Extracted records
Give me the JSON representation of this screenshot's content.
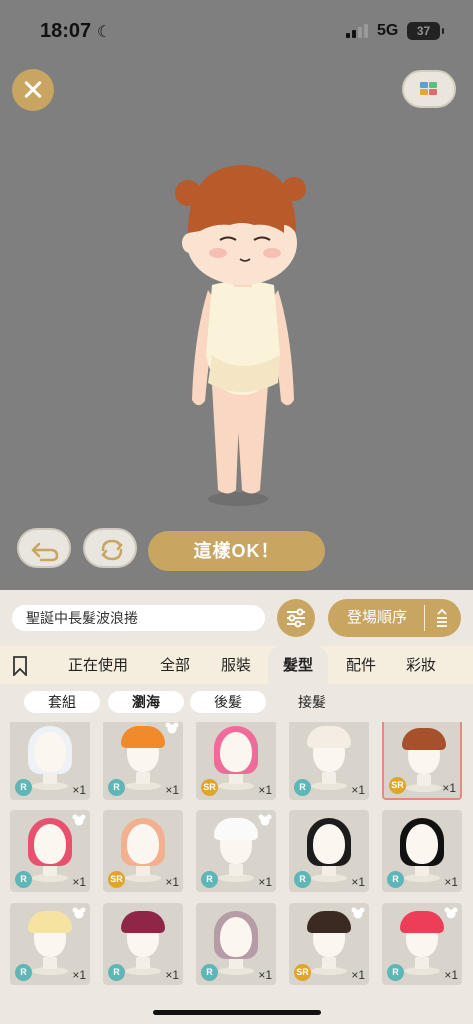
{
  "status_bar": {
    "time": "18:07",
    "network": "5G",
    "battery": "37"
  },
  "colors": {
    "gold": "#c8a560",
    "background": "#7f7f7f",
    "panel": "#ece8e1",
    "badge_r": "#5fb6b8",
    "badge_sr": "#e0a52a"
  },
  "toolbar": {
    "close_icon": "close-icon",
    "cube_icon": "color-cube-icon"
  },
  "actions": {
    "undo_icon": "undo-icon",
    "reset_icon": "refresh-icon",
    "ok_label": "這樣OK！"
  },
  "search": {
    "value": "聖誕中長髮波浪捲"
  },
  "sort": {
    "label": "登場順序"
  },
  "tabs": [
    "正在使用",
    "全部",
    "服裝",
    "髮型",
    "配件",
    "彩妝"
  ],
  "active_tab": "髮型",
  "subtabs": [
    "套組",
    "瀏海",
    "後髮",
    "接髮"
  ],
  "active_subtab": "瀏海",
  "items": [
    {
      "rarity": "R",
      "qty": "×1",
      "hair": "white-wavy"
    },
    {
      "rarity": "R",
      "qty": "×1",
      "hair": "orange-short",
      "bear": true
    },
    {
      "rarity": "SR",
      "qty": "×1",
      "hair": "pink-twin"
    },
    {
      "rarity": "R",
      "qty": "×1",
      "hair": "cream-bun"
    },
    {
      "rarity": "SR",
      "qty": "×1",
      "hair": "brown-bob",
      "selected": true
    },
    {
      "rarity": "R",
      "qty": "×1",
      "hair": "pink-pony",
      "bear": true
    },
    {
      "rarity": "SR",
      "qty": "×1",
      "hair": "peach-long"
    },
    {
      "rarity": "R",
      "qty": "×1",
      "hair": "white-spiky",
      "bear": true
    },
    {
      "rarity": "R",
      "qty": "×1",
      "hair": "black-straight"
    },
    {
      "rarity": "R",
      "qty": "×1",
      "hair": "black-long"
    },
    {
      "rarity": "R",
      "qty": "×1",
      "hair": "blonde-black",
      "bear": true
    },
    {
      "rarity": "R",
      "qty": "×1",
      "hair": "maroon-bob"
    },
    {
      "rarity": "R",
      "qty": "×1",
      "hair": "mauve-wavy"
    },
    {
      "rarity": "SR",
      "qty": "×1",
      "hair": "brown-pigtails",
      "bear": true
    },
    {
      "rarity": "R",
      "qty": "×1",
      "hair": "red-bear",
      "bear": true
    }
  ]
}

> [Goal of the exercise] Every entry above needs to be retyped exactly; drop the pictures.

> [Solution for this task]
Give me the JSON representation of this screenshot's content.
{
  "status_bar": {
    "time": "18:07",
    "network": "5G",
    "battery": "37"
  },
  "colors": {
    "gold": "#c8a560",
    "background": "#7f7f7f",
    "panel": "#ece8e1",
    "badge_r": "#5fb6b8",
    "badge_sr": "#e0a52a"
  },
  "toolbar": {
    "close_icon": "close-icon",
    "cube_icon": "color-cube-icon"
  },
  "actions": {
    "undo_icon": "undo-icon",
    "reset_icon": "refresh-icon",
    "ok_label": "這樣OK！"
  },
  "search": {
    "value": "聖誕中長髮波浪捲"
  },
  "sort": {
    "label": "登場順序"
  },
  "tabs": [
    "正在使用",
    "全部",
    "服裝",
    "髮型",
    "配件",
    "彩妝"
  ],
  "active_tab": "髮型",
  "subtabs": [
    "套組",
    "瀏海",
    "後髮",
    "接髮"
  ],
  "active_subtab": "瀏海",
  "items": [
    {
      "rarity": "R",
      "qty": "×1",
      "hair": "white-wavy"
    },
    {
      "rarity": "R",
      "qty": "×1",
      "hair": "orange-short",
      "bear": true
    },
    {
      "rarity": "SR",
      "qty": "×1",
      "hair": "pink-twin"
    },
    {
      "rarity": "R",
      "qty": "×1",
      "hair": "cream-bun"
    },
    {
      "rarity": "SR",
      "qty": "×1",
      "hair": "brown-bob",
      "selected": true
    },
    {
      "rarity": "R",
      "qty": "×1",
      "hair": "pink-pony",
      "bear": true
    },
    {
      "rarity": "SR",
      "qty": "×1",
      "hair": "peach-long"
    },
    {
      "rarity": "R",
      "qty": "×1",
      "hair": "white-spiky",
      "bear": true
    },
    {
      "rarity": "R",
      "qty": "×1",
      "hair": "black-straight"
    },
    {
      "rarity": "R",
      "qty": "×1",
      "hair": "black-long"
    },
    {
      "rarity": "R",
      "qty": "×1",
      "hair": "blonde-black",
      "bear": true
    },
    {
      "rarity": "R",
      "qty": "×1",
      "hair": "maroon-bob"
    },
    {
      "rarity": "R",
      "qty": "×1",
      "hair": "mauve-wavy"
    },
    {
      "rarity": "SR",
      "qty": "×1",
      "hair": "brown-pigtails",
      "bear": true
    },
    {
      "rarity": "R",
      "qty": "×1",
      "hair": "red-bear",
      "bear": true
    }
  ]
}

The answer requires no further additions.